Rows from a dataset
——————————
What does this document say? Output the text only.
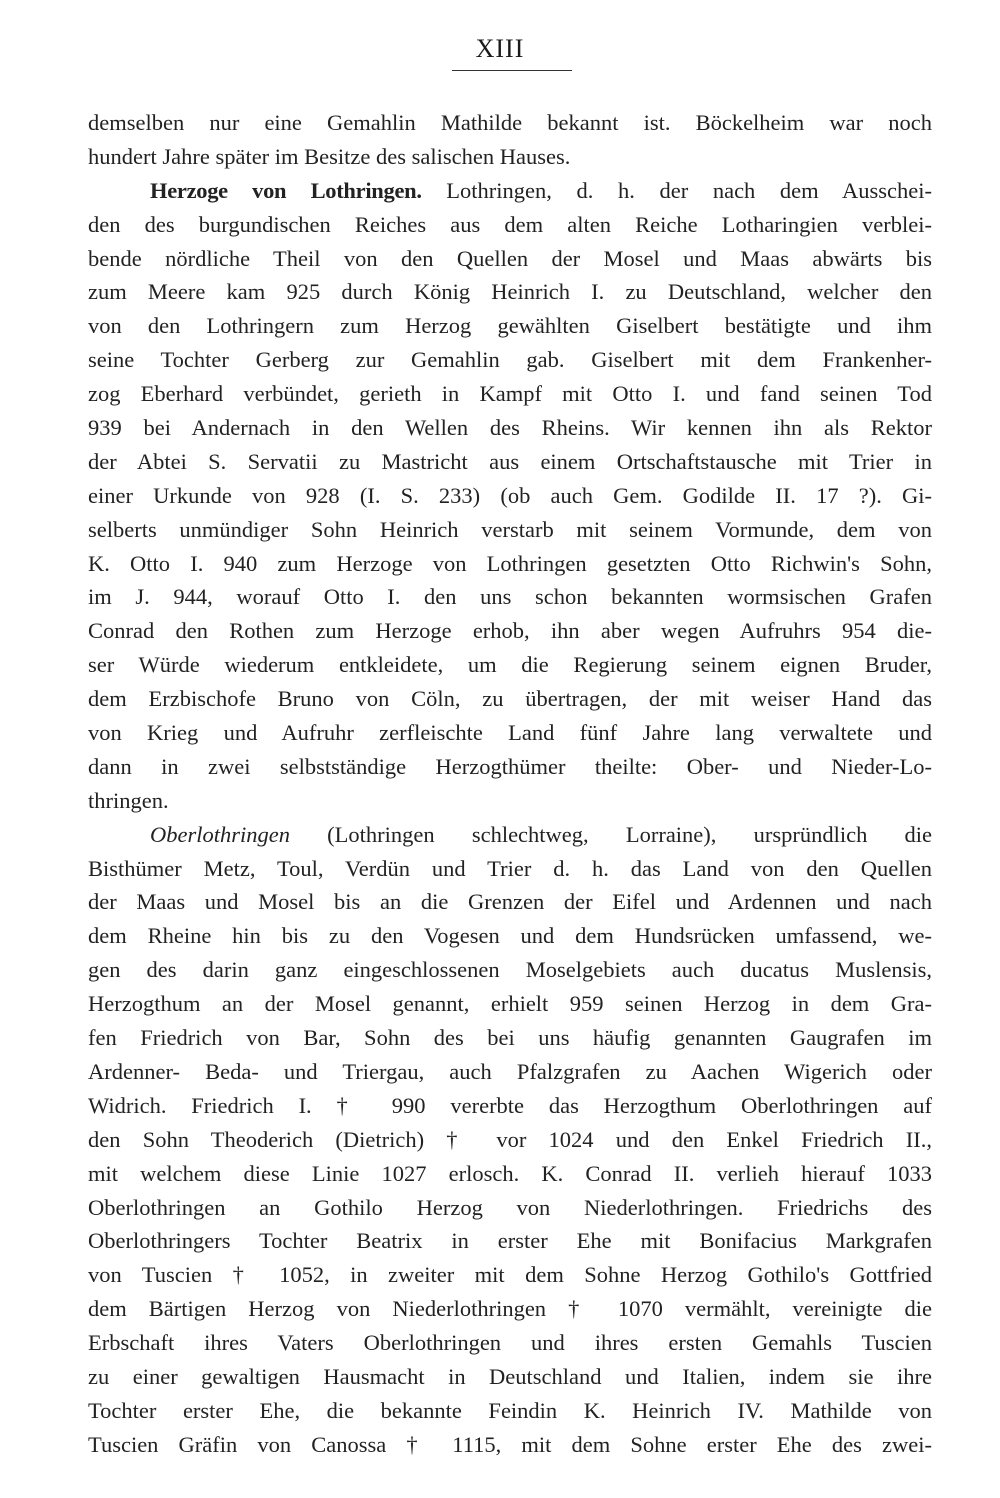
XIII
demselben nur eine Gemahlin Mathilde bekannt ist. Böckelheim war noch
hundert Jahre später im Besitze des salischen Hauses.
Herzoge von Lothringen. Lothringen, d. h. der nach dem Ausschei-
den des burgundischen Reiches aus dem alten Reiche Lotharingien verblei-
bende nördliche Theil von den Quellen der Mosel und Maas abwärts bis
zum Meere kam 925 durch König Heinrich I. zu Deutschland, welcher den
von den Lothringern zum Herzog gewählten Giselbert bestätigte und ihm
seine Tochter Gerberg zur Gemahlin gab. Giselbert mit dem Frankenher-
zog Eberhard verbündet, gerieth in Kampf mit Otto I. und fand seinen Tod
939 bei Andernach in den Wellen des Rheins. Wir kennen ihn als Rektor
der Abtei S. Servatii zu Mastricht aus einem Ortschaftstausche mit Trier in
einer Urkunde von 928 (I. S. 233) (ob auch Gem. Godilde II. 17 ?). Gi-
selberts unmündiger Sohn Heinrich verstarb mit seinem Vormunde, dem von
K. Otto I. 940 zum Herzoge von Lothringen gesetzten Otto Richwin's Sohn,
im J. 944, worauf Otto I. den uns schon bekannten wormsischen Grafen
Conrad den Rothen zum Herzoge erhob, ihn aber wegen Aufruhrs 954 die-
ser Würde wiederum entkleidete, um die Regierung seinem eignen Bruder,
dem Erzbischofe Bruno von Cöln, zu übertragen, der mit weiser Hand das
von Krieg und Aufruhr zerfleischte Land fünf Jahre lang verwaltete und
dann in zwei selbstständige Herzogthümer theilte: Ober- und Nieder-Lo-
thringen.
Oberlothringen (Lothringen schlechtweg, Lorraine), urspründlich die
Bisthümer Metz, Toul, Verdün und Trier d. h. das Land von den Quellen
der Maas und Mosel bis an die Grenzen der Eifel und Ardennen und nach
dem Rheine hin bis zu den Vogesen und dem Hundsrücken umfassend, we-
gen des darin ganz eingeschlossenen Moselgebiets auch ducatus Muslensis,
Herzogthum an der Mosel genannt, erhielt 959 seinen Herzog in dem Gra-
fen Friedrich von Bar, Sohn des bei uns häufig genannten Gaugrafen im
Ardenner- Beda- und Triergau, auch Pfalzgrafen zu Aachen Wigerich oder
Widrich. Friedrich I. † 990 vererbte das Herzogthum Oberlothringen auf
den Sohn Theoderich (Dietrich) † vor 1024 und den Enkel Friedrich II.,
mit welchem diese Linie 1027 erlosch. K. Conrad II. verlieh hierauf 1033
Oberlothringen an Gothilo Herzog von Niederlothringen. Friedrichs des
Oberlothringers Tochter Beatrix in erster Ehe mit Bonifacius Markgrafen
von Tuscien † 1052, in zweiter mit dem Sohne Herzog Gothilo's Gottfried
dem Bärtigen Herzog von Niederlothringen † 1070 vermählt, vereinigte die
Erbschaft ihres Vaters Oberlothringen und ihres ersten Gemahls Tuscien
zu einer gewaltigen Hausmacht in Deutschland und Italien, indem sie ihre
Tochter erster Ehe, die bekannte Feindin K. Heinrich IV. Mathilde von
Tuscien Gräfin von Canossa † 1115, mit dem Sohne erster Ehe des zwei-
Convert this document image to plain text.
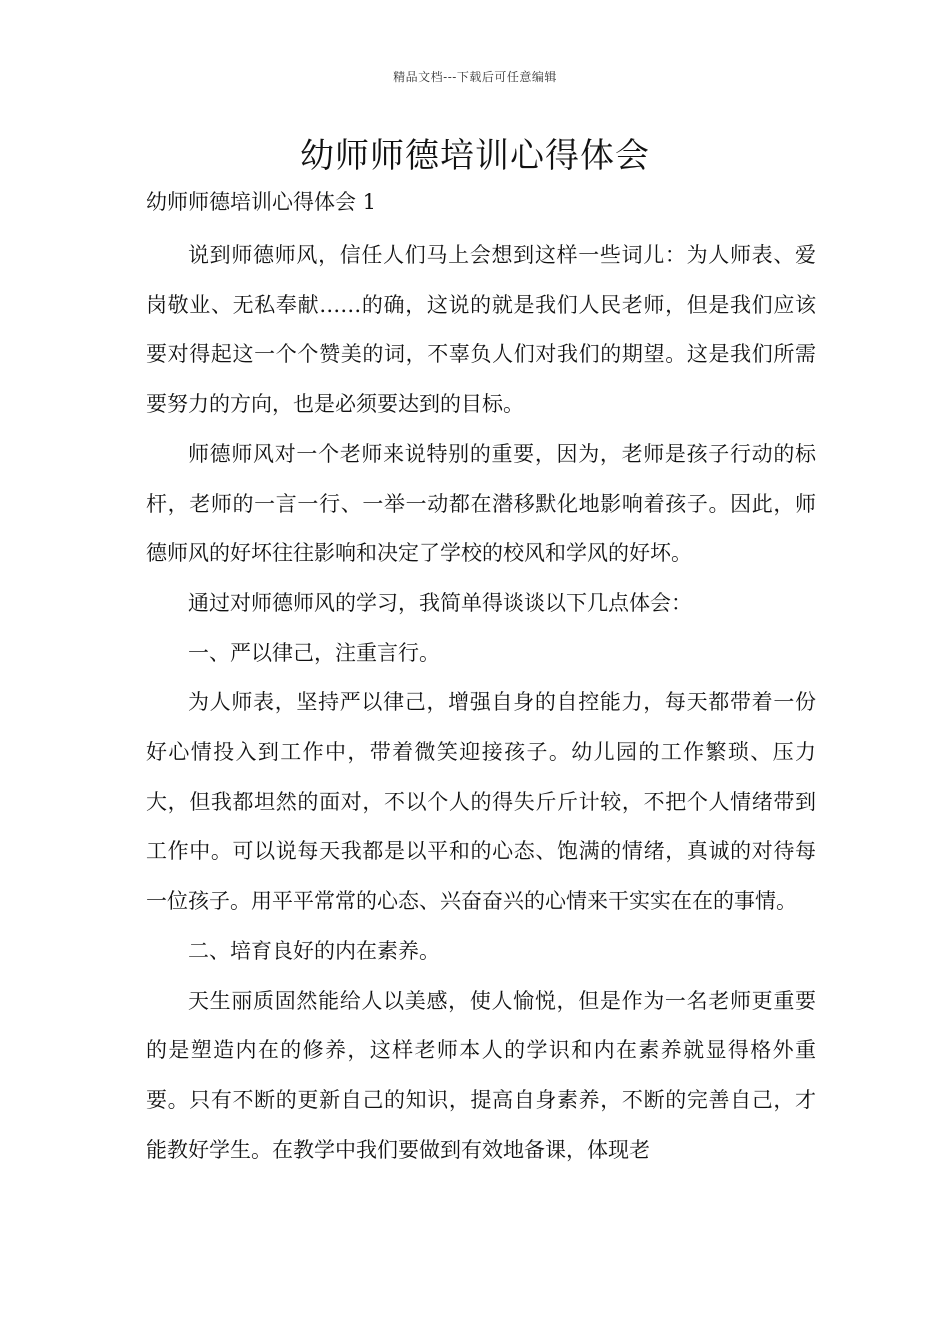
精品文档---下载后可任意编辑
幼师师德培训心得体会

幼师师德培训心得体会 1

说到师德师风，信任人们马上会想到这样一些词儿：为人师表、爱岗敬业、无私奉献……的确，这说的就是我们人民老师，但是我们应该要对得起这一个个赞美的词，不辜负人们对我们的期望。这是我们所需要努力的方向，也是必须要达到的目标。

师德师风对一个老师来说特别的重要，因为，老师是孩子行动的标杆，老师的一言一行、一举一动都在潜移默化地影响着孩子。因此，师德师风的好坏往往影响和决定了学校的校风和学风的好坏。

通过对师德师风的学习，我简单得谈谈以下几点体会：

一、严以律己，注重言行。

为人师表，坚持严以律己，增强自身的自控能力，每天都带着一份好心情投入到工作中，带着微笑迎接孩子。幼儿园的工作繁琐、压力大，但我都坦然的面对，不以个人的得失斤斤计较，不把个人情绪带到工作中。可以说每天我都是以平和的心态、饱满的情绪，真诚的对待每一位孩子。用平平常常的心态、兴奋奋兴的心情来干实实在在的事情。

二、培育良好的内在素养。

天生丽质固然能给人以美感，使人愉悦，但是作为一名老师更重要的是塑造内在的修养，这样老师本人的学识和内在素养就显得格外重要。只有不断的更新自己的知识，提高自身素养，不断的完善自己，才能教好学生。在教学中我们要做到有效地备课，体现老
——————————
Task to carry out
Extract all the data above exactly, excluding every picture.

The output
What does this document say? Output the text only.
XIII
demselben nur eine Gemahlin Mathilde bekannt ist. Böckelheim war noch
hundert Jahre später im Besitze des salischen Hauses.
Herzoge von Lothringen. Lothringen, d. h. der nach dem Ausschei-
den des burgundischen Reiches aus dem alten Reiche Lotharingien verblei-
bende nördliche Theil von den Quellen der Mosel und Maas abwärts bis
zum Meere kam 925 durch König Heinrich I. zu Deutschland, welcher den
von den Lothringern zum Herzog gewählten Giselbert bestätigte und ihm
seine Tochter Gerberg zur Gemahlin gab. Giselbert mit dem Frankenher-
zog Eberhard verbündet, gerieth in Kampf mit Otto I. und fand seinen Tod
939 bei Andernach in den Wellen des Rheins. Wir kennen ihn als Rektor
der Abtei S. Servatii zu Mastricht aus einem Ortschaftstausche mit Trier in
einer Urkunde von 928 (I. S. 233) (ob auch Gem. Godilde II. 17 ?). Gi-
selberts unmündiger Sohn Heinrich verstarb mit seinem Vormunde, dem von
K. Otto I. 940 zum Herzoge von Lothringen gesetzten Otto Richwin's Sohn,
im J. 944, worauf Otto I. den uns schon bekannten wormsischen Grafen
Conrad den Rothen zum Herzoge erhob, ihn aber wegen Aufruhrs 954 die-
ser Würde wiederum entkleidete, um die Regierung seinem eignen Bruder,
dem Erzbischofe Bruno von Cöln, zu übertragen, der mit weiser Hand das
von Krieg und Aufruhr zerfleischte Land fünf Jahre lang verwaltete und
dann in zwei selbstständige Herzogthümer theilte: Ober- und Nieder-Lo-
thringen.
Oberlothringen (Lothringen schlechtweg, Lorraine), urspründlich die
Bisthümer Metz, Toul, Verdün und Trier d. h. das Land von den Quellen
der Maas und Mosel bis an die Grenzen der Eifel und Ardennen und nach
dem Rheine hin bis zu den Vogesen und dem Hundsrücken umfassend, we-
gen des darin ganz eingeschlossenen Moselgebiets auch ducatus Muslensis,
Herzogthum an der Mosel genannt, erhielt 959 seinen Herzog in dem Gra-
fen Friedrich von Bar, Sohn des bei uns häufig genannten Gaugrafen im
Ardenner- Beda- und Triergau, auch Pfalzgrafen zu Aachen Wigerich oder
Widrich. Friedrich I. † 990 vererbte das Herzogthum Oberlothringen auf
den Sohn Theoderich (Dietrich) † vor 1024 und den Enkel Friedrich II.,
mit welchem diese Linie 1027 erlosch. K. Conrad II. verlieh hierauf 1033
Oberlothringen an Gothilo Herzog von Niederlothringen. Friedrichs des
Oberlothringers Tochter Beatrix in erster Ehe mit Bonifacius Markgrafen
von Tuscien † 1052, in zweiter mit dem Sohne Herzog Gothilo's Gottfried
dem Bärtigen Herzog von Niederlothringen † 1070 vermählt, vereinigte die
Erbschaft ihres Vaters Oberlothringen und ihres ersten Gemahls Tuscien
zu einer gewaltigen Hausmacht in Deutschland und Italien, indem sie ihre
Tochter erster Ehe, die bekannte Feindin K. Heinrich IV. Mathilde von
Tuscien Gräfin von Canossa † 1115, mit dem Sohne erster Ehe des zwei-
Convert this document image to plain text.
精品文档---下载后可任意编辑
幼师师德培训心得体会

幼师师德培训心得体会 1

说到师德师风，信任人们马上会想到这样一些词儿：为人师表、爱岗敬业、无私奉献……的确，这说的就是我们人民老师，但是我们应该要对得起这一个个赞美的词，不辜负人们对我们的期望。这是我们所需要努力的方向，也是必须要达到的目标。

师德师风对一个老师来说特别的重要，因为，老师是孩子行动的标杆，老师的一言一行、一举一动都在潜移默化地影响着孩子。因此，师德师风的好坏往往影响和决定了学校的校风和学风的好坏。

通过对师德师风的学习，我简单得谈谈以下几点体会：

一、严以律己，注重言行。

为人师表，坚持严以律己，增强自身的自控能力，每天都带着一份好心情投入到工作中，带着微笑迎接孩子。幼儿园的工作繁琐、压力大，但我都坦然的面对，不以个人的得失斤斤计较，不把个人情绪带到工作中。可以说每天我都是以平和的心态、饱满的情绪，真诚的对待每一位孩子。用平平常常的心态、兴奋奋兴的心情来干实实在在的事情。

二、培育良好的内在素养。

天生丽质固然能给人以美感，使人愉悦，但是作为一名老师更重要的是塑造内在的修养，这样老师本人的学识和内在素养就显得格外重要。只有不断的更新自己的知识，提高自身素养，不断的完善自己，才能教好学生。在教学中我们要做到有效地备课，体现老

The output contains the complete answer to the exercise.